Take the records underneath and set them down exactly.

Figure dataset records:
_ _ _ _ _
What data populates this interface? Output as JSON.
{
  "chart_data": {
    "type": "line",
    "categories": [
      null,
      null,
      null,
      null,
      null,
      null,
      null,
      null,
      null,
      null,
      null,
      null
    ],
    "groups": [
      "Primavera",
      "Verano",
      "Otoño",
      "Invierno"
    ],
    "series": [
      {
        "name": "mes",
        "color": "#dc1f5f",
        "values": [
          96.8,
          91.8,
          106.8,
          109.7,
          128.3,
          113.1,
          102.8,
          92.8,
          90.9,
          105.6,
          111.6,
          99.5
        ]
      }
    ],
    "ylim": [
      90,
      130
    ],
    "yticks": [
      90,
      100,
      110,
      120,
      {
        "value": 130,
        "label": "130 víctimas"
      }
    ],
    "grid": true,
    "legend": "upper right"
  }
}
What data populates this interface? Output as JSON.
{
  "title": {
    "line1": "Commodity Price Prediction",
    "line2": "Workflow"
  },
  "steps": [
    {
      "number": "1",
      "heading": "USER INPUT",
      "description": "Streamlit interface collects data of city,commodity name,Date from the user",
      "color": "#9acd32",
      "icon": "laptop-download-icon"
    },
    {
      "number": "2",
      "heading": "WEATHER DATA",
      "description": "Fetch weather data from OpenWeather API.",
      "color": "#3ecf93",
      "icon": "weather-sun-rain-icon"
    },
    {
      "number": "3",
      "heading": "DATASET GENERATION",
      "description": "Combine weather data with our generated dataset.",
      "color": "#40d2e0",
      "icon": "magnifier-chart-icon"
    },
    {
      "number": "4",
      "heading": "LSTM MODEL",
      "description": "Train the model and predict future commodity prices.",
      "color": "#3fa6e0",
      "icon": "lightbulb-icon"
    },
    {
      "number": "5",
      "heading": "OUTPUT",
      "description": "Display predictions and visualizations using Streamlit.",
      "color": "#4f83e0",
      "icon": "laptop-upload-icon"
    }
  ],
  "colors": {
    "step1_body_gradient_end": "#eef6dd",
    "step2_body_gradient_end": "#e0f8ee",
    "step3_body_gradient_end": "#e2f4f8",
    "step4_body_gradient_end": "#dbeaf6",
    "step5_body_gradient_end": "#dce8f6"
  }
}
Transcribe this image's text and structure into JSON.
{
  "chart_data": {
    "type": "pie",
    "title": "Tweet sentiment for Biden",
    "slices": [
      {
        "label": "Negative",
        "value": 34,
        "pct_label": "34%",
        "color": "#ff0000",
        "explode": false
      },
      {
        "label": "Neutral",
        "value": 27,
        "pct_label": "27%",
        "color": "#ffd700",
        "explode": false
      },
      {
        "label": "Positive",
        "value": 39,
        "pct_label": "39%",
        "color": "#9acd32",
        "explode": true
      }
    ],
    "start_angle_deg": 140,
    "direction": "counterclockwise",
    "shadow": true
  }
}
_ _ _ _ _
| The output |
What data populates this interface? Output as JSON.
{
  "chart_data": {
    "type": "line",
    "categories": [
      null,
      null,
      null,
      null,
      null,
      null,
      null,
      null,
      null,
      null,
      null,
      null
    ],
    "groups": [
      "Primavera",
      "Verano",
      "Otoño",
      "Invierno"
    ],
    "series": [
      {
        "name": "mes",
        "color": "#dc1f5f",
        "values": [
          96.8,
          91.8,
          106.8,
          109.7,
          128.3,
          113.1,
          102.8,
          92.8,
          90.9,
          105.6,
          111.6,
          99.5
        ]
      }
    ],
    "ylim": [
      90,
      130
    ],
    "yticks": [
      90,
      100,
      110,
      120,
      {
        "value": 130,
        "label": "130 víctimas"
      }
    ],
    "grid": true,
    "legend": "upper right"
  }
}
What data populates this interface? Output as JSON.
{
  "title": {
    "line1": "Commodity Price Prediction",
    "line2": "Workflow"
  },
  "steps": [
    {
      "number": "1",
      "heading": "USER INPUT",
      "description": "Streamlit interface collects data of city,commodity name,Date from the user",
      "color": "#9acd32",
      "icon": "laptop-download-icon"
    },
    {
      "number": "2",
      "heading": "WEATHER DATA",
      "description": "Fetch weather data from OpenWeather API.",
      "color": "#3ecf93",
      "icon": "weather-sun-rain-icon"
    },
    {
      "number": "3",
      "heading": "DATASET GENERATION",
      "description": "Combine weather data with our generated dataset.",
      "color": "#40d2e0",
      "icon": "magnifier-chart-icon"
    },
    {
      "number": "4",
      "heading": "LSTM MODEL",
      "description": "Train the model and predict future commodity prices.",
      "color": "#3fa6e0",
      "icon": "lightbulb-icon"
    },
    {
      "number": "5",
      "heading": "OUTPUT",
      "description": "Display predictions and visualizations using Streamlit.",
      "color": "#4f83e0",
      "icon": "laptop-upload-icon"
    }
  ],
  "colors": {
    "step1_body_gradient_end": "#eef6dd",
    "step2_body_gradient_end": "#e0f8ee",
    "step3_body_gradient_end": "#e2f4f8",
    "step4_body_gradient_end": "#dbeaf6",
    "step5_body_gradient_end": "#dce8f6"
  }
}
Transcribe this image's text and structure into JSON.
{
  "chart_data": {
    "type": "pie",
    "title": "Tweet sentiment for Biden",
    "slices": [
      {
        "label": "Negative",
        "value": 34,
        "pct_label": "34%",
        "color": "#ff0000",
        "explode": false
      },
      {
        "label": "Neutral",
        "value": 27,
        "pct_label": "27%",
        "color": "#ffd700",
        "explode": false
      },
      {
        "label": "Positive",
        "value": 39,
        "pct_label": "39%",
        "color": "#9acd32",
        "explode": true
      }
    ],
    "start_angle_deg": 140,
    "direction": "counterclockwise",
    "shadow": true
  }
}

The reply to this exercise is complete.